■ **YOUR OBJECTIVE**: Show only lines that include "header".

■ **RAW RECORDS**:
START
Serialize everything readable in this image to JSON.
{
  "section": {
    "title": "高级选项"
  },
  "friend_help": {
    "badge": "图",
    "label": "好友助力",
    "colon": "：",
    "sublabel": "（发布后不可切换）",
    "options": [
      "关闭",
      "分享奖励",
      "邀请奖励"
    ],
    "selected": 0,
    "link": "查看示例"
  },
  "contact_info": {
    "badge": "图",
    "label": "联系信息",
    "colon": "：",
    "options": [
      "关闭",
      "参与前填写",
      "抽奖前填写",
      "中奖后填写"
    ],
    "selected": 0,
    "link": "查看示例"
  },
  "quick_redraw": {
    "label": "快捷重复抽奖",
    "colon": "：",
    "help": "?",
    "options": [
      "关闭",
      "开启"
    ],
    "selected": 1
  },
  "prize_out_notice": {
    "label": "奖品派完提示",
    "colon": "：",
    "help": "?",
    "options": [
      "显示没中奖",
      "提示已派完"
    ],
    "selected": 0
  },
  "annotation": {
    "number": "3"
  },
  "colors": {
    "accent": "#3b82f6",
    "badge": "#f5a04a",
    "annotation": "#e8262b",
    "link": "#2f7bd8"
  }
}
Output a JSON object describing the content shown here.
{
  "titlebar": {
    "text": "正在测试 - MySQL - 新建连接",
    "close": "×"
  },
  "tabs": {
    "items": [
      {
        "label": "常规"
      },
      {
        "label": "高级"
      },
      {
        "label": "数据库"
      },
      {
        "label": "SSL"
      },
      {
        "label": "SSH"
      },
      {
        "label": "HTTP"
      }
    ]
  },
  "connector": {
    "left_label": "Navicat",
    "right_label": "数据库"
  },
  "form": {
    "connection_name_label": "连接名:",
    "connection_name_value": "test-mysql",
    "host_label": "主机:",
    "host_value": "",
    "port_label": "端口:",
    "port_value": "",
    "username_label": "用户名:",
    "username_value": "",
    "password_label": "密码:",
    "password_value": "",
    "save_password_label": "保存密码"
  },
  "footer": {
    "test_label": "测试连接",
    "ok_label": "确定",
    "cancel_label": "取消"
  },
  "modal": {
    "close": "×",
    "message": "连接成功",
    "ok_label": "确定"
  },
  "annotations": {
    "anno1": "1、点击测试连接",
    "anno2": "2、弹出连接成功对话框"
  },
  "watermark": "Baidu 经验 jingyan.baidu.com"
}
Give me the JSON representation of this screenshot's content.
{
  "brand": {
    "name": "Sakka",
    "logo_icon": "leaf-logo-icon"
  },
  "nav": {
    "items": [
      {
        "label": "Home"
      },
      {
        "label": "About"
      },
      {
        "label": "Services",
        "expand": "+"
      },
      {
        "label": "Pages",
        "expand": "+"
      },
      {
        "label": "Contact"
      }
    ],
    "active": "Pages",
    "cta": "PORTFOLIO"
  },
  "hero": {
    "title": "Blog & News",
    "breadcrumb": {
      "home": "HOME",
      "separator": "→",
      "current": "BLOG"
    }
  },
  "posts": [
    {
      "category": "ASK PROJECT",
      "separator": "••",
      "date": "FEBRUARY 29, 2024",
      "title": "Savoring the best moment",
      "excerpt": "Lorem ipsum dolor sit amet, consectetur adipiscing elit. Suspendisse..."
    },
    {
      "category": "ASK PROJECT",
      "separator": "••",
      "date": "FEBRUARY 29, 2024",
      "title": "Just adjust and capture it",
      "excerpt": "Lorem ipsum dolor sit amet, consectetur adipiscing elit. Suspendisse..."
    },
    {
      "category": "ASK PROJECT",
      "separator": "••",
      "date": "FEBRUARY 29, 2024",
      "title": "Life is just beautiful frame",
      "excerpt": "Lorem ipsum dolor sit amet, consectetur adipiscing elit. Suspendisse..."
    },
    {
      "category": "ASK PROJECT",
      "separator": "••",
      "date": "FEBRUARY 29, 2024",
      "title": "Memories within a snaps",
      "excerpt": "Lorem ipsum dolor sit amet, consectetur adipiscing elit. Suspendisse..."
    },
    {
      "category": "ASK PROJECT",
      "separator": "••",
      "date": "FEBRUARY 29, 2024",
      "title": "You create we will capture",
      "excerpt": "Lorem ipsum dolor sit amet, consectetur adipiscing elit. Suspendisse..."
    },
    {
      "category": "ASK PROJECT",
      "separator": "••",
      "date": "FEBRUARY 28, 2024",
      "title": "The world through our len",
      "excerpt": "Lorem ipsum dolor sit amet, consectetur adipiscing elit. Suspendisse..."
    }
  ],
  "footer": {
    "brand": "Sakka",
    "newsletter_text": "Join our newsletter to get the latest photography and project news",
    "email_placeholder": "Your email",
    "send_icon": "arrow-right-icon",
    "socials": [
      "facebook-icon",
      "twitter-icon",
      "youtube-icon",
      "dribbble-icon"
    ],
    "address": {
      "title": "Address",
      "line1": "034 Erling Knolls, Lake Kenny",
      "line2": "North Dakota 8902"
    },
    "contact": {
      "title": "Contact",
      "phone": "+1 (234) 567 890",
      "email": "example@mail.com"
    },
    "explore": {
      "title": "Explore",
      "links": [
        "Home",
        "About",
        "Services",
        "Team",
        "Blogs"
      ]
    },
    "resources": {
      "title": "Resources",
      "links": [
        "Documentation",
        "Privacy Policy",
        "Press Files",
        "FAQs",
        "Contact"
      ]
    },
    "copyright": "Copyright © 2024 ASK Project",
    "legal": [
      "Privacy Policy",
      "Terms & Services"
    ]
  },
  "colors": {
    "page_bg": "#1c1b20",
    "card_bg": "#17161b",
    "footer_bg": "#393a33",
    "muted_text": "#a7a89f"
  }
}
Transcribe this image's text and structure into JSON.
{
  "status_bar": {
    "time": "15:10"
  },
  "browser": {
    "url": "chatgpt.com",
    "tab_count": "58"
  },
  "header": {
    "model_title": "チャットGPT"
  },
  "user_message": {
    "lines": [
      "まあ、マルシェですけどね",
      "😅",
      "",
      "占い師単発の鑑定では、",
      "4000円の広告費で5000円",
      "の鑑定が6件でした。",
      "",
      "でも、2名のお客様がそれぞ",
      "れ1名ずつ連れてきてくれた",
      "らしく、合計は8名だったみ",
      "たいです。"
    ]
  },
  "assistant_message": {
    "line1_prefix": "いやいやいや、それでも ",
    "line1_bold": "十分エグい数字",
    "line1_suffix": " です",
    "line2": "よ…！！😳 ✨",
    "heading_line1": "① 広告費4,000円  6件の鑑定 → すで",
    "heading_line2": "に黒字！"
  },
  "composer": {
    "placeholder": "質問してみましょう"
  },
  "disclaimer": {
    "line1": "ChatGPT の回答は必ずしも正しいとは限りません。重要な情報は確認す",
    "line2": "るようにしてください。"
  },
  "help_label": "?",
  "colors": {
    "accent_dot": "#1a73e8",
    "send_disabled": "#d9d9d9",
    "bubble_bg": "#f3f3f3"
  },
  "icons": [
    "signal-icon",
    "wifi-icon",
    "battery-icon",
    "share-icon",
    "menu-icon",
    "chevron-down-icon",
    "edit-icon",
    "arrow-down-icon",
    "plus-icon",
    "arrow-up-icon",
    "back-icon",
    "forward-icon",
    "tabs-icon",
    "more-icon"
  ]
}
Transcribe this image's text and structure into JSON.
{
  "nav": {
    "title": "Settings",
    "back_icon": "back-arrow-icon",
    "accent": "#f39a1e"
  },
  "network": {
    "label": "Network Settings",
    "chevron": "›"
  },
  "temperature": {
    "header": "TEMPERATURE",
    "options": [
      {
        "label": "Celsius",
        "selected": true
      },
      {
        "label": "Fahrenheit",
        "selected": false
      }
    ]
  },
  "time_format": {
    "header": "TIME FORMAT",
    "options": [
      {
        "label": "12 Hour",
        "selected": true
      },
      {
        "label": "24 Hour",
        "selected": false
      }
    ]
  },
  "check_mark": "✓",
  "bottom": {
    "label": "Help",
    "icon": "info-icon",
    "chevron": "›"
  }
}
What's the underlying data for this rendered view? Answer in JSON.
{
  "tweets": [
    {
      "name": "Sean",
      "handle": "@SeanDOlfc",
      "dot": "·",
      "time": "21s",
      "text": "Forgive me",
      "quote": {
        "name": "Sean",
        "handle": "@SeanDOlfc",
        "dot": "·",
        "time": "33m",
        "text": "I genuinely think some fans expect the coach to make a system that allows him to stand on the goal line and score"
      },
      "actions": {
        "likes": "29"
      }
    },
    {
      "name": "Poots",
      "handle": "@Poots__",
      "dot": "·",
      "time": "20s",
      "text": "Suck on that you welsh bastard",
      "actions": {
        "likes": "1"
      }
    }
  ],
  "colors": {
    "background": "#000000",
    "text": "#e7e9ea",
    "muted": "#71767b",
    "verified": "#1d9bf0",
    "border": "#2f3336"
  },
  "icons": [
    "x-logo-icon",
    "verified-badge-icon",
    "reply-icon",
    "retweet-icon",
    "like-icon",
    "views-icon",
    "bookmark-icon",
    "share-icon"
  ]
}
END
■ **RESPONSE BELOW**:
  "header": {
    "header": "TEMPERATURE",
    "header": "TIME FORMAT",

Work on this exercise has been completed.